> _TASK BRIEF_
Count lines holding the word "JSON". Only the number is wanted.

━━━━━━━━━━

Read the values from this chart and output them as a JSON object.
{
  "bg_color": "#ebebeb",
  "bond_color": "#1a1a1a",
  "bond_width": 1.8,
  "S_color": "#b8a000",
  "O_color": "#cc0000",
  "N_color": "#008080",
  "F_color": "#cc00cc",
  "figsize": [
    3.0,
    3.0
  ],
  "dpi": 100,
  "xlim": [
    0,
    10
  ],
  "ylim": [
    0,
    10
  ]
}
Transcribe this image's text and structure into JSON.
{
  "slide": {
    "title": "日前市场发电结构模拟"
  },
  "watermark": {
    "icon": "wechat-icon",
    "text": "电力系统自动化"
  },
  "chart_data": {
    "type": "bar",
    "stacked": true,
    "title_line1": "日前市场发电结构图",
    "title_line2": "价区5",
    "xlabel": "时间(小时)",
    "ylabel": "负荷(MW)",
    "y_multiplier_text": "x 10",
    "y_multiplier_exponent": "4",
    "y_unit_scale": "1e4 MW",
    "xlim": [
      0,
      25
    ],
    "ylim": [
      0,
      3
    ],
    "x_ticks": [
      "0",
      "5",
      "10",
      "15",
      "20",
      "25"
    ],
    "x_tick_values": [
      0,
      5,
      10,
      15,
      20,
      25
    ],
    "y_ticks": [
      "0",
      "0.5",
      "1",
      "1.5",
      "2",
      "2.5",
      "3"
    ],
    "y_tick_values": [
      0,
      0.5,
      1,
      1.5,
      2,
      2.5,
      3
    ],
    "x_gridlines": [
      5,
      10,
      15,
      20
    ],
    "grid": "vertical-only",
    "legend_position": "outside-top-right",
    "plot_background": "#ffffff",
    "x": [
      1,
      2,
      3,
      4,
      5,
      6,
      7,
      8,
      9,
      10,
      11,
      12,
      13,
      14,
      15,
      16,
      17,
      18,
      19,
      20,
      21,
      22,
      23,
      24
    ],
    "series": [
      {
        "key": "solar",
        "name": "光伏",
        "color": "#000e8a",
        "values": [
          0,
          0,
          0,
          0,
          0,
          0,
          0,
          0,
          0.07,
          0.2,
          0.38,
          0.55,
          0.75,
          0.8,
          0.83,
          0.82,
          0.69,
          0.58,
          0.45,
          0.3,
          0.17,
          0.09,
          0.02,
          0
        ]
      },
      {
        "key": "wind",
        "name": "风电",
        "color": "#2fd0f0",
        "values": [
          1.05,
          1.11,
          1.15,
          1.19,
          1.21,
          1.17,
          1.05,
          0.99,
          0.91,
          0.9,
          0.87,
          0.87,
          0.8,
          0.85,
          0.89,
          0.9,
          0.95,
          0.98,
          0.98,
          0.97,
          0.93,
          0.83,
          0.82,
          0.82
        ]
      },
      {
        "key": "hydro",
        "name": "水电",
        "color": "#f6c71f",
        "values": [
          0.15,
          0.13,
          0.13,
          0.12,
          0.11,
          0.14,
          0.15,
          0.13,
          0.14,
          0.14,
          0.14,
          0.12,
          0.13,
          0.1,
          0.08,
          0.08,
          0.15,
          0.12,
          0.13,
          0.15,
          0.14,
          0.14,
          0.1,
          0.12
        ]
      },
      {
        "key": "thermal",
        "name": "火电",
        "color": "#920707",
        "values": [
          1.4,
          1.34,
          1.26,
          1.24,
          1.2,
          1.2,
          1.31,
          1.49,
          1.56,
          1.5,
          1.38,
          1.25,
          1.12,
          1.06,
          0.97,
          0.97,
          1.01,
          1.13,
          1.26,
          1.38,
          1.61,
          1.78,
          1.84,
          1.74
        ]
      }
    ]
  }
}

━━━━━━━━━━

> _SOLUTION TO THE EXERCISE_
2